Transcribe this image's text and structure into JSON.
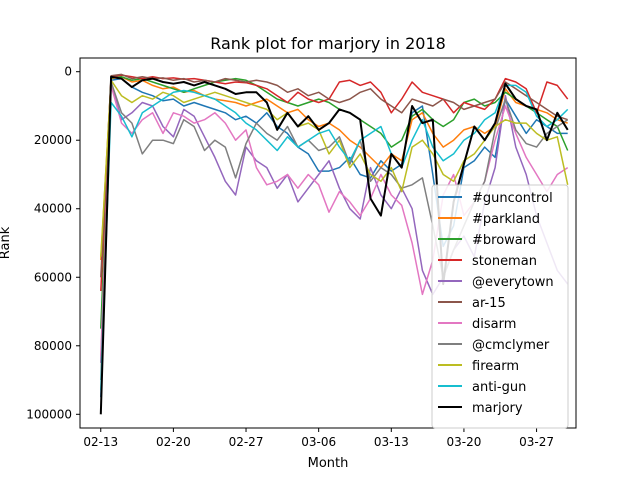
{
  "chart_data": {
    "type": "line",
    "title": "Rank plot for marjory in 2018",
    "xlabel": "Month",
    "ylabel": "Rank",
    "x_tick_labels": [
      "02-13",
      "02-20",
      "02-27",
      "03-06",
      "03-13",
      "03-20",
      "03-27"
    ],
    "x_tick_days": [
      0,
      7,
      14,
      21,
      28,
      35,
      42
    ],
    "y_ticks": [
      0,
      20000,
      40000,
      60000,
      80000,
      100000
    ],
    "y_tick_labels": [
      "0",
      "20000",
      "40000",
      "60000",
      "80000",
      "100000"
    ],
    "xlim": [
      -2,
      45.8
    ],
    "ylim": [
      104000,
      -4000
    ],
    "y_inverted": true,
    "grid": false,
    "legend_position": "lower right",
    "x_days": [
      0,
      1,
      2,
      3,
      4,
      5,
      6,
      7,
      8,
      9,
      10,
      11,
      12,
      13,
      14,
      15,
      16,
      17,
      18,
      19,
      20,
      21,
      22,
      23,
      24,
      25,
      26,
      27,
      28,
      29,
      30,
      31,
      32,
      33,
      34,
      35,
      36,
      37,
      38,
      39,
      40,
      41,
      42,
      43,
      44,
      45
    ],
    "series": [
      {
        "name": "#guncontrol",
        "color": "#1f77b4",
        "values": [
          95000,
          2500,
          2000,
          4500,
          6000,
          7000,
          8500,
          8000,
          10000,
          9000,
          10000,
          11000,
          12000,
          14000,
          13000,
          15000,
          12000,
          16000,
          18000,
          22000,
          24000,
          29000,
          29000,
          28000,
          25000,
          30000,
          31000,
          26000,
          29000,
          27000,
          12000,
          10000,
          30000,
          51000,
          45000,
          28000,
          26000,
          22000,
          25000,
          8000,
          13000,
          18000,
          14000,
          16000,
          18000,
          18000
        ]
      },
      {
        "name": "#parkland",
        "color": "#ff7f0e",
        "values": [
          55000,
          2000,
          1500,
          3000,
          2500,
          4000,
          5000,
          4500,
          6000,
          5500,
          7000,
          8000,
          8500,
          9000,
          10000,
          9000,
          8000,
          10000,
          12000,
          11000,
          14000,
          16000,
          15000,
          17000,
          20000,
          22000,
          25000,
          28000,
          24000,
          26000,
          14000,
          12000,
          18000,
          22000,
          20000,
          17000,
          16000,
          18000,
          16000,
          5000,
          9000,
          10000,
          11000,
          12000,
          14000,
          15000
        ]
      },
      {
        "name": "#broward",
        "color": "#2ca02c",
        "values": [
          75000,
          1800,
          1500,
          2500,
          2000,
          3000,
          4000,
          5000,
          6000,
          5000,
          4000,
          3000,
          2500,
          2000,
          2500,
          4000,
          6000,
          8000,
          9000,
          10000,
          9000,
          8000,
          9000,
          11000,
          12000,
          14000,
          16000,
          18000,
          22000,
          20000,
          13000,
          11000,
          14000,
          16000,
          14000,
          9000,
          8000,
          10000,
          9000,
          6000,
          8000,
          10000,
          12000,
          14000,
          16000,
          23000
        ]
      },
      {
        "name": "stoneman",
        "color": "#d62728",
        "values": [
          64000,
          1500,
          1000,
          1500,
          2000,
          1500,
          2000,
          1800,
          2200,
          2000,
          2500,
          3000,
          3500,
          3000,
          3200,
          4000,
          5000,
          7000,
          9000,
          6000,
          8000,
          9000,
          8000,
          3000,
          2500,
          4000,
          3000,
          6000,
          12000,
          8000,
          3000,
          6000,
          7000,
          8000,
          12000,
          9000,
          10000,
          11000,
          8000,
          2000,
          3000,
          5000,
          12000,
          3000,
          4000,
          8000
        ]
      },
      {
        "name": "@everytown",
        "color": "#9467bd",
        "values": [
          85000,
          3000,
          14000,
          12000,
          9000,
          10000,
          16000,
          19000,
          11000,
          13000,
          19000,
          25000,
          32000,
          36000,
          22000,
          26000,
          28000,
          34000,
          30000,
          38000,
          34000,
          30000,
          26000,
          34000,
          40000,
          43000,
          28000,
          36000,
          40000,
          34000,
          40000,
          58000,
          65000,
          60000,
          52000,
          48000,
          54000,
          38000,
          28000,
          7000,
          22000,
          30000,
          42000,
          50000,
          58000,
          62000
        ]
      },
      {
        "name": "ar-15",
        "color": "#8c564b",
        "values": [
          60000,
          1200,
          800,
          2000,
          1500,
          2000,
          1800,
          2500,
          2000,
          3000,
          2500,
          3000,
          2000,
          2500,
          3000,
          2500,
          3000,
          4000,
          6000,
          5000,
          7000,
          6000,
          8000,
          9000,
          8000,
          6000,
          5000,
          8000,
          10000,
          12000,
          8000,
          9000,
          10000,
          8000,
          9000,
          11000,
          10000,
          9000,
          8000,
          3000,
          5000,
          7000,
          9000,
          11000,
          13000,
          14000
        ]
      },
      {
        "name": "disarm",
        "color": "#e377c2",
        "values": [
          83000,
          4000,
          15000,
          18000,
          14000,
          12000,
          18000,
          12000,
          13000,
          15000,
          14000,
          12000,
          15000,
          20000,
          17000,
          28000,
          33000,
          32000,
          30000,
          34000,
          30000,
          33000,
          41000,
          35000,
          38000,
          42000,
          37000,
          30000,
          36000,
          39000,
          50000,
          65000,
          55000,
          36000,
          30000,
          42000,
          38000,
          32000,
          20000,
          10000,
          18000,
          25000,
          30000,
          35000,
          30000,
          28000
        ]
      },
      {
        "name": "@cmclymer",
        "color": "#7f7f7f",
        "values": [
          90000,
          3000,
          12000,
          15000,
          24000,
          20000,
          20000,
          21000,
          14000,
          16000,
          23000,
          20000,
          22000,
          31000,
          21000,
          15000,
          18000,
          20000,
          16000,
          22000,
          20000,
          23000,
          22000,
          19000,
          27000,
          20000,
          32000,
          28000,
          30000,
          34000,
          33000,
          31000,
          45000,
          60000,
          52000,
          45000,
          38000,
          32000,
          17000,
          8000,
          17000,
          21000,
          22000,
          18000,
          16000,
          14000
        ]
      },
      {
        "name": "firearm",
        "color": "#bcbd22",
        "values": [
          54000,
          2500,
          7000,
          9000,
          7000,
          8000,
          6000,
          7000,
          9000,
          8000,
          7000,
          6000,
          7000,
          8000,
          9000,
          10000,
          11000,
          14000,
          12000,
          16000,
          15000,
          17000,
          24000,
          20000,
          28000,
          24000,
          30000,
          32000,
          28000,
          35000,
          22000,
          20000,
          24000,
          30000,
          32000,
          26000,
          24000,
          20000,
          16000,
          14000,
          15000,
          15000,
          18000,
          20000,
          19000,
          33000
        ]
      },
      {
        "name": "anti-gun",
        "color": "#17becf",
        "values": [
          93000,
          9000,
          13000,
          19000,
          12000,
          10000,
          8000,
          6000,
          5500,
          6000,
          7000,
          8000,
          10000,
          12000,
          15000,
          17000,
          20000,
          23000,
          19000,
          22000,
          20000,
          18000,
          17000,
          22000,
          26000,
          20000,
          18000,
          16000,
          24000,
          28000,
          20000,
          14000,
          22000,
          26000,
          24000,
          20000,
          18000,
          14000,
          12000,
          4000,
          4000,
          6000,
          13000,
          16000,
          14000,
          11000
        ]
      },
      {
        "name": "marjory",
        "color": "#000000",
        "values": [
          100000,
          1500,
          2000,
          4500,
          2500,
          2000,
          3000,
          3500,
          3000,
          4000,
          3000,
          4000,
          5000,
          6500,
          6000,
          6000,
          9000,
          17000,
          12000,
          16000,
          13000,
          17000,
          15000,
          11000,
          12000,
          14000,
          37000,
          42000,
          24000,
          28000,
          10000,
          15000,
          14000,
          62000,
          38000,
          27000,
          16000,
          20000,
          15000,
          3500,
          8000,
          10000,
          11000,
          20000,
          12000,
          17000
        ]
      }
    ]
  }
}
* * * *
Copy out every line holding the string "marjory".

    "title": "Rank plot for marjory in 2018",
        "name": "marjory",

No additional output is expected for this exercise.